- Required task -
Present the following data again exactly as it is shown.

- Data to process -
+ + +
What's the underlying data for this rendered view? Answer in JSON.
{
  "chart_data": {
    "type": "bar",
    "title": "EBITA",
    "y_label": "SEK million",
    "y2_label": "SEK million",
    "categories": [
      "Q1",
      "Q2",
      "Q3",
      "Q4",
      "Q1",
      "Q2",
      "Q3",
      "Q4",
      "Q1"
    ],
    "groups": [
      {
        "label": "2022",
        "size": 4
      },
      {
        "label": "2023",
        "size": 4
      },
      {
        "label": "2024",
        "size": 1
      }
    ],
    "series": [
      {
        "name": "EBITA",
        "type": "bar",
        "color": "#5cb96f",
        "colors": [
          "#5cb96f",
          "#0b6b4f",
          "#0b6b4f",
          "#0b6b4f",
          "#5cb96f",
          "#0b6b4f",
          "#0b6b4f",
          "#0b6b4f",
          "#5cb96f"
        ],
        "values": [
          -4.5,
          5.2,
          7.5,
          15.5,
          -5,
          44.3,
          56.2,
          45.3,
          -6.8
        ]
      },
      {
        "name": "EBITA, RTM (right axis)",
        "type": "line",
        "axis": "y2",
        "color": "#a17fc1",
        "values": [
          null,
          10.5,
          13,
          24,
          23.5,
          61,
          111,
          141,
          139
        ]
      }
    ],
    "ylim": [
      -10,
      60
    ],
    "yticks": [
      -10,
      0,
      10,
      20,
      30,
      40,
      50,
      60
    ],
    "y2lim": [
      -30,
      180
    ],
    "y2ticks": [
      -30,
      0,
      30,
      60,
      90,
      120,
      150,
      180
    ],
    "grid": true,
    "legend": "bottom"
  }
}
+ + +
- Result of this exercise -
What's the underlying data for this rendered view? Answer in JSON.
{
  "chart_data": {
    "type": "bar",
    "title": "EBITA",
    "y_label": "SEK million",
    "y2_label": "SEK million",
    "categories": [
      "Q1",
      "Q2",
      "Q3",
      "Q4",
      "Q1",
      "Q2",
      "Q3",
      "Q4",
      "Q1"
    ],
    "groups": [
      {
        "label": "2022",
        "size": 4
      },
      {
        "label": "2023",
        "size": 4
      },
      {
        "label": "2024",
        "size": 1
      }
    ],
    "series": [
      {
        "name": "EBITA",
        "type": "bar",
        "color": "#5cb96f",
        "colors": [
          "#5cb96f",
          "#0b6b4f",
          "#0b6b4f",
          "#0b6b4f",
          "#5cb96f",
          "#0b6b4f",
          "#0b6b4f",
          "#0b6b4f",
          "#5cb96f"
        ],
        "values": [
          -4.5,
          5.2,
          7.5,
          15.5,
          -5,
          44.3,
          56.2,
          45.3,
          -6.8
        ]
      },
      {
        "name": "EBITA, RTM (right axis)",
        "type": "line",
        "axis": "y2",
        "color": "#a17fc1",
        "values": [
          null,
          10.5,
          13,
          24,
          23.5,
          61,
          111,
          141,
          139
        ]
      }
    ],
    "ylim": [
      -10,
      60
    ],
    "yticks": [
      -10,
      0,
      10,
      20,
      30,
      40,
      50,
      60
    ],
    "y2lim": [
      -30,
      180
    ],
    "y2ticks": [
      -30,
      0,
      30,
      60,
      90,
      120,
      150,
      180
    ],
    "grid": true,
    "legend": "bottom"
  }
}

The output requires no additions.